Source data:
=-=-=

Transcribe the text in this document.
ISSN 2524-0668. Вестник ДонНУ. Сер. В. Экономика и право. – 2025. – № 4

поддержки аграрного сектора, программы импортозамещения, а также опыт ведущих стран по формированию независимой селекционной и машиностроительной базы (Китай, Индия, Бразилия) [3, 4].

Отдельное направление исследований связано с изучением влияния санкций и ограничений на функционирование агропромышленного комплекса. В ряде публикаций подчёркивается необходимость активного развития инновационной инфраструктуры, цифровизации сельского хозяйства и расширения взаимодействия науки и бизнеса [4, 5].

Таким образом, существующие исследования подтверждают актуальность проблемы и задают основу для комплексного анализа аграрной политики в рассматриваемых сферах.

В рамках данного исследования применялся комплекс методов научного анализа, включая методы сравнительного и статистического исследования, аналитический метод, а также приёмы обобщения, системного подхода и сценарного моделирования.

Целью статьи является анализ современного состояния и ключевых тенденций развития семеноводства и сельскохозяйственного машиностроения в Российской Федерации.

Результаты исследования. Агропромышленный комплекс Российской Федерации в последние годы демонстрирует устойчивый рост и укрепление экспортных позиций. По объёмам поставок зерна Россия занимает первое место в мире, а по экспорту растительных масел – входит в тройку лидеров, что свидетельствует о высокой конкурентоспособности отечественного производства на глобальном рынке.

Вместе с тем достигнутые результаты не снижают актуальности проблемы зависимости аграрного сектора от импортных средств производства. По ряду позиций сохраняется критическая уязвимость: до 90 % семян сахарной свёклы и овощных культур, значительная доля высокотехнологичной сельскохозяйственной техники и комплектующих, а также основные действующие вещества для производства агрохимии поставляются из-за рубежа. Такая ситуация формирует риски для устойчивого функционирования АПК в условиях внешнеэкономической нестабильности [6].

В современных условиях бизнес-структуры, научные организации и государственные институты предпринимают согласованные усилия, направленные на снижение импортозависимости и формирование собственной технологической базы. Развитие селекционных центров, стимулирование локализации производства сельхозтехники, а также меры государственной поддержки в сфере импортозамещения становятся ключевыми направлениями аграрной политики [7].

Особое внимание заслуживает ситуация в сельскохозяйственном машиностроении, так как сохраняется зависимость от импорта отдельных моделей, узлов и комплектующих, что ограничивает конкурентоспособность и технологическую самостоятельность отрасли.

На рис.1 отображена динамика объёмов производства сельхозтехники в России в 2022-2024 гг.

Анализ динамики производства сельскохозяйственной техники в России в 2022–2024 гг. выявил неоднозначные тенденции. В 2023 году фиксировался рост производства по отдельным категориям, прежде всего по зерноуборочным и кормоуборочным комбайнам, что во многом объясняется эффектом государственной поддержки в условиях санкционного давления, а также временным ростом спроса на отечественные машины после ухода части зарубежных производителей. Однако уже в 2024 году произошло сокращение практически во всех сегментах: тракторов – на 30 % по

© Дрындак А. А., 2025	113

=-=-=

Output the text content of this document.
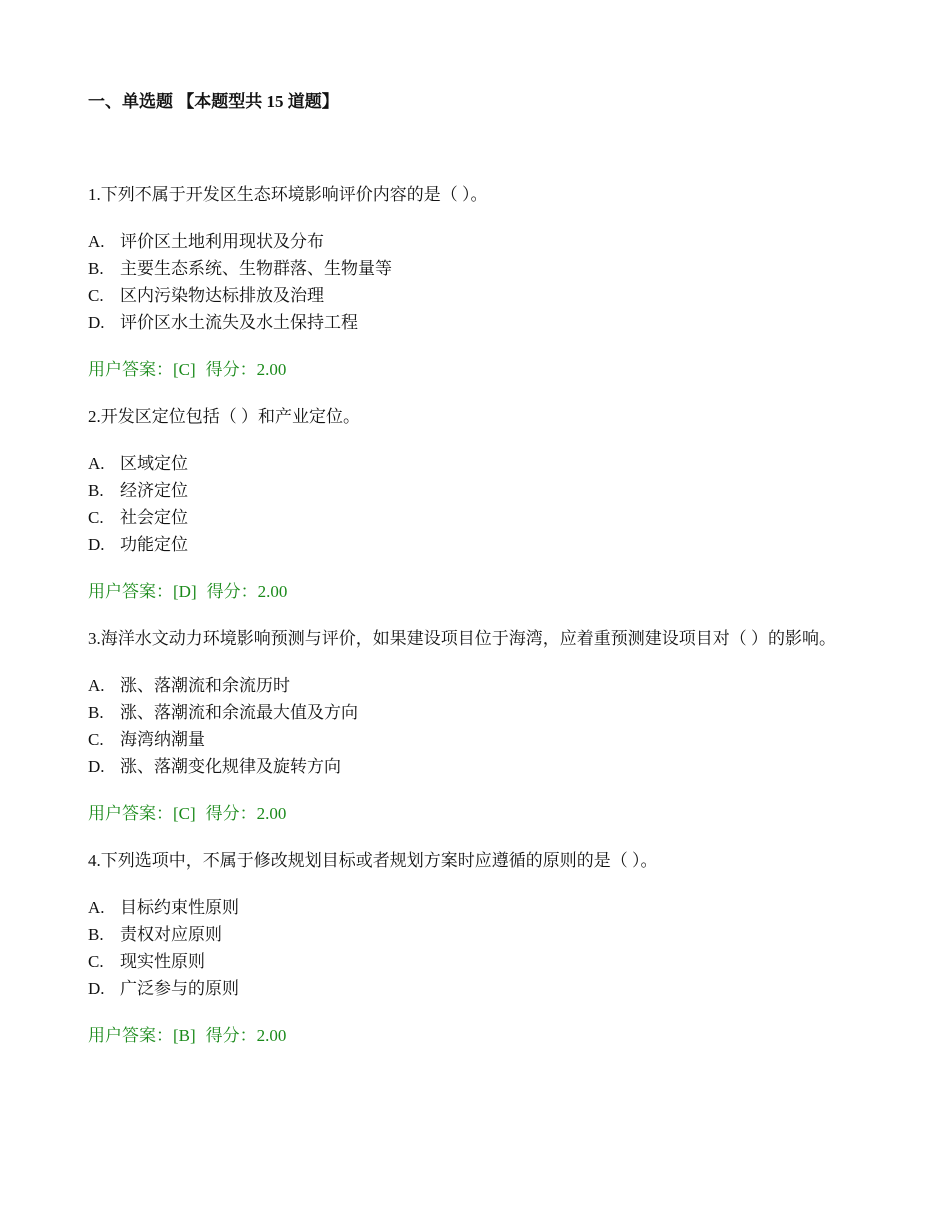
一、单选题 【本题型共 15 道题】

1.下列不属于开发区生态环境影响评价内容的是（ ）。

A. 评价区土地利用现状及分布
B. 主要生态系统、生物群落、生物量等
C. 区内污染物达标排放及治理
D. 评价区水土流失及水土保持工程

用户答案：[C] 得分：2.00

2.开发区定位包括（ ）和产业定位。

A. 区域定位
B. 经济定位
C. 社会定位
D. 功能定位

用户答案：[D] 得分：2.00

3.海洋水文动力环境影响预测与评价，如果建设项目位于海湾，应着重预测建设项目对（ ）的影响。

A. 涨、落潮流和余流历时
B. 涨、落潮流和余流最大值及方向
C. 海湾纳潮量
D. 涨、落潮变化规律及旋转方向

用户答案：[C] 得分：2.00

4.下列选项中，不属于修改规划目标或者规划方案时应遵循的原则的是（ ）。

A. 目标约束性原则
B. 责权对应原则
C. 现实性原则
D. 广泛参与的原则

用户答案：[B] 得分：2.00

=-=-=

* Aim of the task: Which lines contain "用户答案"? Copy each of them out.

* Solution to the problem:
用户答案：[C] 得分：2.00
用户答案：[D] 得分：2.00
用户答案：[C] 得分：2.00
用户答案：[B] 得分：2.00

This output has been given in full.